** start of DATA RECORDS **
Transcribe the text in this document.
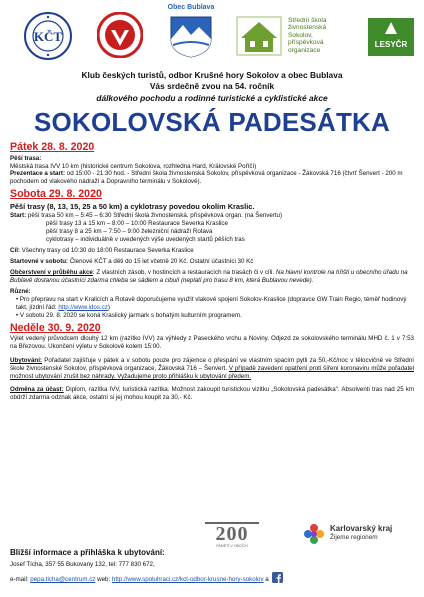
KČT
Obec Bublava
Střední škola
živnostenská
Sokolov,
příspěvková
organizace
LESYČR
Klub českých turistů, odbor Krušné hory Sokolov a obec Bublava
Vás srdečně zvou na 54. ročník
dálkového pochodu a rodinné turistické a cyklistické akce
SOKOLOVSKÁ PADESÁTKA
Pátek 28. 8. 2020
Pěší trasa:
Městská trasa IVV 10 km (historické centrum Sokolova, rozhledna Hard, Královské Poříčí)
Prezentace a start: od 15:00 - 21:30 hod. - Střední škola živnostenská Sokolov, příspěvková organizace - Žákovská 716 (čtvrť Šenvert - 200 m pochodem od vlakového nádraží a Dopravního terminálu v Sokolově).
Sobota 29. 8. 2020
Pěší trasy (8, 13, 15, 25 a 50 km) a cyklotrasy povedou okolím Kraslic.
Start: pěší trasa 50 km – 5:45 – 6:30 Střední škola živnostenská, příspěvková organ. (na Šenvertu)
pěší trasy 13 a 15 km – 8:00 – 10:00 Restaurace Severka Kraslice
pěší trasy 8 a 25 km – 7:50 – 9:00 železniční nádraží Rotava
cyklotrasy – individuálně v uvedených výše uvedených startů pěších tras
Cíl: Všechny trasy od 10:30 do 18:00 Restaurace Severka Kraslice
Startovné v sobotu: Členové KČT a děti do 15 let včetně 20 Kč. Ostatní účastníci 30 Kč
Občerstvení v průběhu akce: Z vlastních zásob, v hostincích a restauracích na trasách či v cíli. Na hlavní kontrole na hřišti u obecního úřadu na Bublavě dostanou účastníci zdarma chleba se sádlem a cibulí (neplatí pro trasu 8 km, která Bublavou nevede).
Různé:
• Pro přepravu na start v Kralicích a Rotavě doporučujeme využít vlakové spojení Sokolov-Kraslice (dopravce GW Train Regio, téměř hodinový takt, jízdní řád: http://www.idos.cz)
• V sobotu 29. 8. 2020 se koná Kraslický jarmark s bohatým kulturním programem.
Neděle 30. 9. 2020
Výlet vedený průvodcem dlouhý 12 km (razítko IVV) za výhledy z Paseckého vrchu a Noviny. Odjezd ze sokolovského terminálu MHD č. 1 v 7:53 na Březovou. Ukončení výletu v Sokolově kolem 15:00.
Ubytování: Pořadatel zajišťuje v pátek a v sobotu pouze pro zájemce o přespání ve vlastním spacím pytli za 50,-Kč/noc v tělocvičně ve Střední škole živnostenské Sokolov, příspěvková organizace, Žákovská 716 – Šenvert. V případě zavedení opatření proti šíření koronaviru může pořadatel možnost ubytování zrušit bez náhrady. Vyžadujeme proto přihlášku k ubytování předem.
Odměna za účast: Diplom, razítka IVV, turistická razítka. Možnost zakoupit turistickou vizitku „Sokolovská padesátka". Absolventi tras nad 25 km obdrží zdarma odznak akce, ostatní si jej mohou koupit za 30,- Kč.
200
PAMĚTÍ V OBCÍCH
Karlovarský kraj
Žijeme regionem
Bližší informace a přihláška k ubytování:
Josef Tícha, 357 55 Bukovany 132, tel: 777 830 672,
e-mail: pepa.ticha@centrum.cz web: http://www.spoluhraci.cz/kct-odbor-krusne-hory-sokolov a
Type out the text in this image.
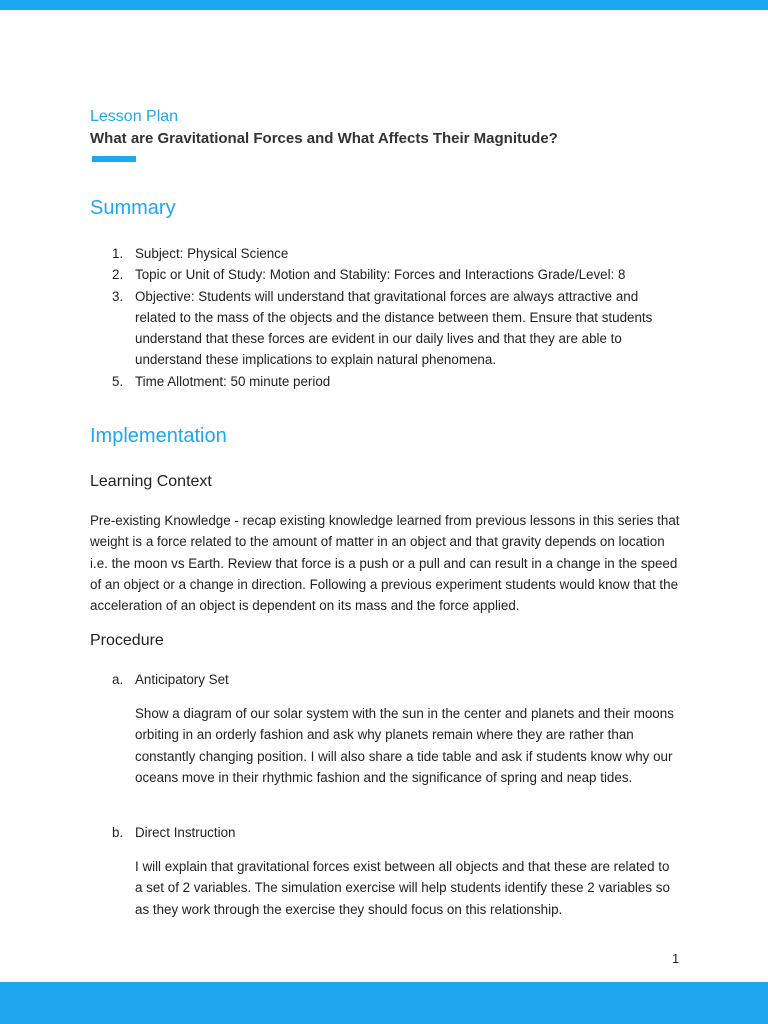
Lesson Plan
What are Gravitational Forces and What Affects Their Magnitude?
Summary
1. Subject: Physical Science
2. Topic or Unit of Study: Motion and Stability: Forces and Interactions Grade/Level: 8
3. Objective: Students will understand that gravitational forces are always attractive and related to the mass of the objects and the distance between them. Ensure that students understand that these forces are evident in our daily lives and that they are able to understand these implications to explain natural phenomena.
5. Time Allotment: 50 minute period
Implementation
Learning Context

Pre-existing Knowledge - recap existing knowledge learned from previous lessons in this series that weight is a force related to the amount of matter in an object and that gravity depends on location i.e. the moon vs Earth. Review that force is a push or a pull and can result in a change in the speed of an object or a change in direction. Following a previous experiment students would know that the acceleration of an object is dependent on its mass and the force applied.

Procedure
a. Anticipatory Set

Show a diagram of our solar system with the sun in the center and planets and their moons orbiting in an orderly fashion and ask why planets remain where they are rather than constantly changing position. I will also share a tide table and ask if students know why our oceans move in their rhythmic fashion and the significance of spring and neap tides.

b. Direct Instruction

I will explain that gravitational forces exist between all objects and that these are related to a set of 2 variables. The simulation exercise will help students identify these 2 variables so as they work through the exercise they should focus on this relationship.

1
** end of DATA RECORDS **
Take the lines from the one containing "Type out the text in this image." through the final line of the listing above and print them exactly, including both ends but no pictures.

[TASK RESULT]:
Type out the text in this image.
Lesson Plan
What are Gravitational Forces and What Affects Their Magnitude?
Summary
1. Subject: Physical Science
2. Topic or Unit of Study: Motion and Stability: Forces and Interactions Grade/Level: 8
3. Objective: Students will understand that gravitational forces are always attractive and related to the mass of the objects and the distance between them. Ensure that students understand that these forces are evident in our daily lives and that they are able to understand these implications to explain natural phenomena.
5. Time Allotment: 50 minute period
Implementation
Learning Context

Pre-existing Knowledge - recap existing knowledge learned from previous lessons in this series that weight is a force related to the amount of matter in an object and that gravity depends on location i.e. the moon vs Earth. Review that force is a push or a pull and can result in a change in the speed of an object or a change in direction. Following a previous experiment students would know that the acceleration of an object is dependent on its mass and the force applied.

Procedure
a. Anticipatory Set

Show a diagram of our solar system with the sun in the center and planets and their moons orbiting in an orderly fashion and ask why planets remain where they are rather than constantly changing position. I will also share a tide table and ask if students know why our oceans move in their rhythmic fashion and the significance of spring and neap tides.

b. Direct Instruction

I will explain that gravitational forces exist between all objects and that these are related to a set of 2 variables. The simulation exercise will help students identify these 2 variables so as they work through the exercise they should focus on this relationship.

1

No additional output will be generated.